Collection entries ::

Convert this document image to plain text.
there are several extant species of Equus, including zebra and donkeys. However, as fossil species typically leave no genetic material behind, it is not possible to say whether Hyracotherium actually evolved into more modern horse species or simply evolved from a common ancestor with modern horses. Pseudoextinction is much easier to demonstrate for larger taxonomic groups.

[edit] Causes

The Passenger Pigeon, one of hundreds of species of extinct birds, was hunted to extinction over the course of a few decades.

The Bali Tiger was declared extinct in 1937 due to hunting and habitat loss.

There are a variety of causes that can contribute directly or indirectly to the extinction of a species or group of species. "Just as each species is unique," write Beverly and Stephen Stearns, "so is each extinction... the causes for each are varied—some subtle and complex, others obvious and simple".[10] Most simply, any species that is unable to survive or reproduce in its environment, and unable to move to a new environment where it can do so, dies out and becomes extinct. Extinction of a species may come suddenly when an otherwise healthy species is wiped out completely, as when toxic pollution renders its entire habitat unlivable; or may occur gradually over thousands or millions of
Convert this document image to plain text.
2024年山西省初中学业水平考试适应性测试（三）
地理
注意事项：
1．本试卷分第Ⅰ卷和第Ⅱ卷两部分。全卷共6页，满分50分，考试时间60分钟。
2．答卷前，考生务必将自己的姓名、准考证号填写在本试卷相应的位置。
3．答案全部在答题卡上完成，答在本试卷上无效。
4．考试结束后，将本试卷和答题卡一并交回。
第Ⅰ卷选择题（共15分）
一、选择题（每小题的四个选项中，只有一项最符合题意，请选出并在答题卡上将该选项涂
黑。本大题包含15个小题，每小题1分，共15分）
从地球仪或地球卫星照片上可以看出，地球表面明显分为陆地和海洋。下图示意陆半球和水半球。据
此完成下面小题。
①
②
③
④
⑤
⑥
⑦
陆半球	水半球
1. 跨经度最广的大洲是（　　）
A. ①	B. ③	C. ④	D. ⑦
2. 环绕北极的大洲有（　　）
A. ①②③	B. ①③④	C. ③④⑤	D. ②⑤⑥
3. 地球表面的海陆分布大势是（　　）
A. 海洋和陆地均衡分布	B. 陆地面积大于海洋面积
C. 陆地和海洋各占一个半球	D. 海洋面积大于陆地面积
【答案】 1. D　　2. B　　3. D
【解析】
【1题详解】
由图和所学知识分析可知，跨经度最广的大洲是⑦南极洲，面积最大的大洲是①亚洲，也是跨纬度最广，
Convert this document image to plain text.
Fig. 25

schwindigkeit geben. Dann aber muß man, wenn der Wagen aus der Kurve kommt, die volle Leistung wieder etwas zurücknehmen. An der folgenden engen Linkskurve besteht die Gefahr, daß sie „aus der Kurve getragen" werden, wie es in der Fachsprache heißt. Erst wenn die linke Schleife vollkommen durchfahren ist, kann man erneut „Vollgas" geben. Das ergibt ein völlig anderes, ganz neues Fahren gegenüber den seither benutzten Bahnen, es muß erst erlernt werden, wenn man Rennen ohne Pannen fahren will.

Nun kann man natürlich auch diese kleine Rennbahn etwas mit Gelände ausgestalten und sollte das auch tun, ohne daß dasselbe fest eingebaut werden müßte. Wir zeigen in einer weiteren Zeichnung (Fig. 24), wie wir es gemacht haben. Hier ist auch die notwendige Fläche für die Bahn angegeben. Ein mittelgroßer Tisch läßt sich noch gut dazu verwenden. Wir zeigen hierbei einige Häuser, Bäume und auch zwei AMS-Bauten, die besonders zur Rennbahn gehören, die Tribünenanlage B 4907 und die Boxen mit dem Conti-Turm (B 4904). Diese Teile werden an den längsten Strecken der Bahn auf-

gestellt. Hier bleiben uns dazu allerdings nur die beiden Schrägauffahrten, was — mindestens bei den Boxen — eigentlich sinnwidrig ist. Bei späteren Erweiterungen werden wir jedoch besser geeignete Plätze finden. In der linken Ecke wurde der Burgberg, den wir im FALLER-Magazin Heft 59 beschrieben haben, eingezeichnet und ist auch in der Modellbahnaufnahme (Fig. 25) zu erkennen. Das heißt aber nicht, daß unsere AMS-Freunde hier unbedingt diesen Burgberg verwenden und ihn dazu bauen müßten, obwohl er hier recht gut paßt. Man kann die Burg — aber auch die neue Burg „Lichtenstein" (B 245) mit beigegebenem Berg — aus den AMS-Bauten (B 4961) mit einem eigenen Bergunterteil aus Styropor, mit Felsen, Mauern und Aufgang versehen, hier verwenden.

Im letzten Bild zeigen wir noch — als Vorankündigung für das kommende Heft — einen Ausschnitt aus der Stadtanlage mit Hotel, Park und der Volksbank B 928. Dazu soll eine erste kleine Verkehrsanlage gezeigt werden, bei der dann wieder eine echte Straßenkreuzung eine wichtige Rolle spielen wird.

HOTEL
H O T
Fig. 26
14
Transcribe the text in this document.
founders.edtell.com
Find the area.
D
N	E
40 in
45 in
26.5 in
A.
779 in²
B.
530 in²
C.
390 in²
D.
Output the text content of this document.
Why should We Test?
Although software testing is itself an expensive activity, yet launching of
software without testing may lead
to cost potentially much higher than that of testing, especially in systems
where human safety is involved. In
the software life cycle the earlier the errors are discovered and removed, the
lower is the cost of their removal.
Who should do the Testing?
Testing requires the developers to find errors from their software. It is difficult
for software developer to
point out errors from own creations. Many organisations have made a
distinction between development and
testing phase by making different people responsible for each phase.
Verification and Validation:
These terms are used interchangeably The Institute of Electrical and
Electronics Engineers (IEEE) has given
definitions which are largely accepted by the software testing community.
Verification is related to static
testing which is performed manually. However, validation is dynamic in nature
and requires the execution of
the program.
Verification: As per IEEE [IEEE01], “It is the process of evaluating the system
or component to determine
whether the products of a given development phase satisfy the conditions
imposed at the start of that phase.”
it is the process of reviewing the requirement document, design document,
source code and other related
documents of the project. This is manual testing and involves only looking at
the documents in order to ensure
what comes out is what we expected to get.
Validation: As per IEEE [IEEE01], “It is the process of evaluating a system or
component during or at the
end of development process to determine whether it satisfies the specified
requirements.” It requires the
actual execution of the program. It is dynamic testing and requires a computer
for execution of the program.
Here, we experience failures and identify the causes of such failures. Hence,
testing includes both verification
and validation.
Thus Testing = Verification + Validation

Request ::
Copy each line of the data above without altering a single character.

Problem solution ::
Convert this document image to plain text.
there are several extant species of Equus, including zebra and donkeys. However, as fossil species typically leave no genetic material behind, it is not possible to say whether Hyracotherium actually evolved into more modern horse species or simply evolved from a common ancestor with modern horses. Pseudoextinction is much easier to demonstrate for larger taxonomic groups.

[edit] Causes

The Passenger Pigeon, one of hundreds of species of extinct birds, was hunted to extinction over the course of a few decades.

The Bali Tiger was declared extinct in 1937 due to hunting and habitat loss.

There are a variety of causes that can contribute directly or indirectly to the extinction of a species or group of species. "Just as each species is unique," write Beverly and Stephen Stearns, "so is each extinction... the causes for each are varied—some subtle and complex, others obvious and simple".[10] Most simply, any species that is unable to survive or reproduce in its environment, and unable to move to a new environment where it can do so, dies out and becomes extinct. Extinction of a species may come suddenly when an otherwise healthy species is wiped out completely, as when toxic pollution renders its entire habitat unlivable; or may occur gradually over thousands or millions of
Convert this document image to plain text.
2024年山西省初中学业水平考试适应性测试（三）
地理
注意事项：
1．本试卷分第Ⅰ卷和第Ⅱ卷两部分。全卷共6页，满分50分，考试时间60分钟。
2．答卷前，考生务必将自己的姓名、准考证号填写在本试卷相应的位置。
3．答案全部在答题卡上完成，答在本试卷上无效。
4．考试结束后，将本试卷和答题卡一并交回。
第Ⅰ卷选择题（共15分）
一、选择题（每小题的四个选项中，只有一项最符合题意，请选出并在答题卡上将该选项涂
黑。本大题包含15个小题，每小题1分，共15分）
从地球仪或地球卫星照片上可以看出，地球表面明显分为陆地和海洋。下图示意陆半球和水半球。据
此完成下面小题。
①
②
③
④
⑤
⑥
⑦
陆半球	水半球
1. 跨经度最广的大洲是（　　）
A. ①	B. ③	C. ④	D. ⑦
2. 环绕北极的大洲有（　　）
A. ①②③	B. ①③④	C. ③④⑤	D. ②⑤⑥
3. 地球表面的海陆分布大势是（　　）
A. 海洋和陆地均衡分布	B. 陆地面积大于海洋面积
C. 陆地和海洋各占一个半球	D. 海洋面积大于陆地面积
【答案】 1. D　　2. B　　3. D
【解析】
【1题详解】
由图和所学知识分析可知，跨经度最广的大洲是⑦南极洲，面积最大的大洲是①亚洲，也是跨纬度最广，
Convert this document image to plain text.
Fig. 25

schwindigkeit geben. Dann aber muß man, wenn der Wagen aus der Kurve kommt, die volle Leistung wieder etwas zurücknehmen. An der folgenden engen Linkskurve besteht die Gefahr, daß sie „aus der Kurve getragen" werden, wie es in der Fachsprache heißt. Erst wenn die linke Schleife vollkommen durchfahren ist, kann man erneut „Vollgas" geben. Das ergibt ein völlig anderes, ganz neues Fahren gegenüber den seither benutzten Bahnen, es muß erst erlernt werden, wenn man Rennen ohne Pannen fahren will.

Nun kann man natürlich auch diese kleine Rennbahn etwas mit Gelände ausgestalten und sollte das auch tun, ohne daß dasselbe fest eingebaut werden müßte. Wir zeigen in einer weiteren Zeichnung (Fig. 24), wie wir es gemacht haben. Hier ist auch die notwendige Fläche für die Bahn angegeben. Ein mittelgroßer Tisch läßt sich noch gut dazu verwenden. Wir zeigen hierbei einige Häuser, Bäume und auch zwei AMS-Bauten, die besonders zur Rennbahn gehören, die Tribünenanlage B 4907 und die Boxen mit dem Conti-Turm (B 4904). Diese Teile werden an den längsten Strecken der Bahn auf-

gestellt. Hier bleiben uns dazu allerdings nur die beiden Schrägauffahrten, was — mindestens bei den Boxen — eigentlich sinnwidrig ist. Bei späteren Erweiterungen werden wir jedoch besser geeignete Plätze finden. In der linken Ecke wurde der Burgberg, den wir im FALLER-Magazin Heft 59 beschrieben haben, eingezeichnet und ist auch in der Modellbahnaufnahme (Fig. 25) zu erkennen. Das heißt aber nicht, daß unsere AMS-Freunde hier unbedingt diesen Burgberg verwenden und ihn dazu bauen müßten, obwohl er hier recht gut paßt. Man kann die Burg — aber auch die neue Burg „Lichtenstein" (B 245) mit beigegebenem Berg — aus den AMS-Bauten (B 4961) mit einem eigenen Bergunterteil aus Styropor, mit Felsen, Mauern und Aufgang versehen, hier verwenden.

Im letzten Bild zeigen wir noch — als Vorankündigung für das kommende Heft — einen Ausschnitt aus der Stadtanlage mit Hotel, Park und der Volksbank B 928. Dazu soll eine erste kleine Verkehrsanlage gezeigt werden, bei der dann wieder eine echte Straßenkreuzung eine wichtige Rolle spielen wird.

HOTEL
H O T
Fig. 26
14
Transcribe the text in this document.
founders.edtell.com
Find the area.
D
N	E
40 in
45 in
26.5 in
A.
779 in²
B.
530 in²
C.
390 in²
D.
Output the text content of this document.
Why should We Test?
Although software testing is itself an expensive activity, yet launching of
software without testing may lead
to cost potentially much higher than that of testing, especially in systems
where human safety is involved. In
the software life cycle the earlier the errors are discovered and removed, the
lower is the cost of their removal.
Who should do the Testing?
Testing requires the developers to find errors from their software. It is difficult
for software developer to
point out errors from own creations. Many organisations have made a
distinction between development and
testing phase by making different people responsible for each phase.
Verification and Validation:
These terms are used interchangeably The Institute of Electrical and
Electronics Engineers (IEEE) has given
definitions which are largely accepted by the software testing community.
Verification is related to static
testing which is performed manually. However, validation is dynamic in nature
and requires the execution of
the program.
Verification: As per IEEE [IEEE01], “It is the process of evaluating the system
or component to determine
whether the products of a given development phase satisfy the conditions
imposed at the start of that phase.”
it is the process of reviewing the requirement document, design document,
source code and other related
documents of the project. This is manual testing and involves only looking at
the documents in order to ensure
what comes out is what we expected to get.
Validation: As per IEEE [IEEE01], “It is the process of evaluating a system or
component during or at the
end of development process to determine whether it satisfies the specified
requirements.” It requires the
actual execution of the program. It is dynamic testing and requires a computer
for execution of the program.
Here, we experience failures and identify the causes of such failures. Hence,
testing includes both verification
and validation.
Thus Testing = Verification + Validation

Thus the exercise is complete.